PROVIDED DATA

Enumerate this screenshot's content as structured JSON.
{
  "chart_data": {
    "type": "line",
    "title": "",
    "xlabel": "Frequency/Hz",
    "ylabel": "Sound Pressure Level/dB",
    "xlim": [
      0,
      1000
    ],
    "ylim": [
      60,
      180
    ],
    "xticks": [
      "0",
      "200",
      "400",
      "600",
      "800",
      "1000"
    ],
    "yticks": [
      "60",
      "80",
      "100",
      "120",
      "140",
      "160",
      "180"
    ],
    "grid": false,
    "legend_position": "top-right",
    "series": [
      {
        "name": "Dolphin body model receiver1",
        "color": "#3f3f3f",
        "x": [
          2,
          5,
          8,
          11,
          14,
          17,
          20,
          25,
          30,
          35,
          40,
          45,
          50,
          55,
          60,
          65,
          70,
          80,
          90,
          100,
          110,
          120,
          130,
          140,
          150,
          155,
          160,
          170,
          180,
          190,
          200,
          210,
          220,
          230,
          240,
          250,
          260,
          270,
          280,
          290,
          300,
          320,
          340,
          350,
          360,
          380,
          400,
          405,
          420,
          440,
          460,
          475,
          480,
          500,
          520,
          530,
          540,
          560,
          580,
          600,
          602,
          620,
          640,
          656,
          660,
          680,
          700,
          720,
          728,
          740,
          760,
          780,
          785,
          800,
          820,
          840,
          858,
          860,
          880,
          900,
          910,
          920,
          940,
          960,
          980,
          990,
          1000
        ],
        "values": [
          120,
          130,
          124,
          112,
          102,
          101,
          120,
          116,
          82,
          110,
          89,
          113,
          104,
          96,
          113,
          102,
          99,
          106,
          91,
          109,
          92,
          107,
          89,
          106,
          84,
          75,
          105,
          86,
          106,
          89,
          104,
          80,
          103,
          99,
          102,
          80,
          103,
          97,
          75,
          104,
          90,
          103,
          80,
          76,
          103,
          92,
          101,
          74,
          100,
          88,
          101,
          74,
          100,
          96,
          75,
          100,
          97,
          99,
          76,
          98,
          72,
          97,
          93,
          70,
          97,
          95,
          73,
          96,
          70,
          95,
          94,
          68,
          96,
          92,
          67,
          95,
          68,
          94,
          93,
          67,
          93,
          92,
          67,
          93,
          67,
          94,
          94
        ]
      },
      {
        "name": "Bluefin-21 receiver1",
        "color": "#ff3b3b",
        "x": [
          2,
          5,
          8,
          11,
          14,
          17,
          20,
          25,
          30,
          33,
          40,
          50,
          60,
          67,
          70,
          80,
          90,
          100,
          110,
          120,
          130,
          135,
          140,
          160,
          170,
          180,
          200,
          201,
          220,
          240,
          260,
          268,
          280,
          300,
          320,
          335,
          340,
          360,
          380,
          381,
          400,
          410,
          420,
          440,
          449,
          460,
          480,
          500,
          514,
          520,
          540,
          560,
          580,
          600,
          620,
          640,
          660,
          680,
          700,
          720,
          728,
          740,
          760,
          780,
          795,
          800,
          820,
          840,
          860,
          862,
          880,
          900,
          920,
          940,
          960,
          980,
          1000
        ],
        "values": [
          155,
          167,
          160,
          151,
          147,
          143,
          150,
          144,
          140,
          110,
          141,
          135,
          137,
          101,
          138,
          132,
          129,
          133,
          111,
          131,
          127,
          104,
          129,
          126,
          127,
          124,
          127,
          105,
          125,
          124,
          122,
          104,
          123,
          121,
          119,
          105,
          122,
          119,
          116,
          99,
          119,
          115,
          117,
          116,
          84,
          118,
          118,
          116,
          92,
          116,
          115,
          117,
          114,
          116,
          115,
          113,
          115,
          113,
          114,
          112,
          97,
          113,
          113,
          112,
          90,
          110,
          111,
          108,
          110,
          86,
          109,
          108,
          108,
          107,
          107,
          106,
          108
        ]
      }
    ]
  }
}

EXERCISE GOAL
Return all of the entries exactly as they were supplied.

ANSWER TO THIS PROBLEM
Enumerate this screenshot's content as structured JSON.
{
  "chart_data": {
    "type": "line",
    "title": "",
    "xlabel": "Frequency/Hz",
    "ylabel": "Sound Pressure Level/dB",
    "xlim": [
      0,
      1000
    ],
    "ylim": [
      60,
      180
    ],
    "xticks": [
      "0",
      "200",
      "400",
      "600",
      "800",
      "1000"
    ],
    "yticks": [
      "60",
      "80",
      "100",
      "120",
      "140",
      "160",
      "180"
    ],
    "grid": false,
    "legend_position": "top-right",
    "series": [
      {
        "name": "Dolphin body model receiver1",
        "color": "#3f3f3f",
        "x": [
          2,
          5,
          8,
          11,
          14,
          17,
          20,
          25,
          30,
          35,
          40,
          45,
          50,
          55,
          60,
          65,
          70,
          80,
          90,
          100,
          110,
          120,
          130,
          140,
          150,
          155,
          160,
          170,
          180,
          190,
          200,
          210,
          220,
          230,
          240,
          250,
          260,
          270,
          280,
          290,
          300,
          320,
          340,
          350,
          360,
          380,
          400,
          405,
          420,
          440,
          460,
          475,
          480,
          500,
          520,
          530,
          540,
          560,
          580,
          600,
          602,
          620,
          640,
          656,
          660,
          680,
          700,
          720,
          728,
          740,
          760,
          780,
          785,
          800,
          820,
          840,
          858,
          860,
          880,
          900,
          910,
          920,
          940,
          960,
          980,
          990,
          1000
        ],
        "values": [
          120,
          130,
          124,
          112,
          102,
          101,
          120,
          116,
          82,
          110,
          89,
          113,
          104,
          96,
          113,
          102,
          99,
          106,
          91,
          109,
          92,
          107,
          89,
          106,
          84,
          75,
          105,
          86,
          106,
          89,
          104,
          80,
          103,
          99,
          102,
          80,
          103,
          97,
          75,
          104,
          90,
          103,
          80,
          76,
          103,
          92,
          101,
          74,
          100,
          88,
          101,
          74,
          100,
          96,
          75,
          100,
          97,
          99,
          76,
          98,
          72,
          97,
          93,
          70,
          97,
          95,
          73,
          96,
          70,
          95,
          94,
          68,
          96,
          92,
          67,
          95,
          68,
          94,
          93,
          67,
          93,
          92,
          67,
          93,
          67,
          94,
          94
        ]
      },
      {
        "name": "Bluefin-21 receiver1",
        "color": "#ff3b3b",
        "x": [
          2,
          5,
          8,
          11,
          14,
          17,
          20,
          25,
          30,
          33,
          40,
          50,
          60,
          67,
          70,
          80,
          90,
          100,
          110,
          120,
          130,
          135,
          140,
          160,
          170,
          180,
          200,
          201,
          220,
          240,
          260,
          268,
          280,
          300,
          320,
          335,
          340,
          360,
          380,
          381,
          400,
          410,
          420,
          440,
          449,
          460,
          480,
          500,
          514,
          520,
          540,
          560,
          580,
          600,
          620,
          640,
          660,
          680,
          700,
          720,
          728,
          740,
          760,
          780,
          795,
          800,
          820,
          840,
          860,
          862,
          880,
          900,
          920,
          940,
          960,
          980,
          1000
        ],
        "values": [
          155,
          167,
          160,
          151,
          147,
          143,
          150,
          144,
          140,
          110,
          141,
          135,
          137,
          101,
          138,
          132,
          129,
          133,
          111,
          131,
          127,
          104,
          129,
          126,
          127,
          124,
          127,
          105,
          125,
          124,
          122,
          104,
          123,
          121,
          119,
          105,
          122,
          119,
          116,
          99,
          119,
          115,
          117,
          116,
          84,
          118,
          118,
          116,
          92,
          116,
          115,
          117,
          114,
          116,
          115,
          113,
          115,
          113,
          114,
          112,
          97,
          113,
          113,
          112,
          90,
          110,
          111,
          108,
          110,
          86,
          109,
          108,
          108,
          107,
          107,
          106,
          108
        ]
      }
    ]
  }
}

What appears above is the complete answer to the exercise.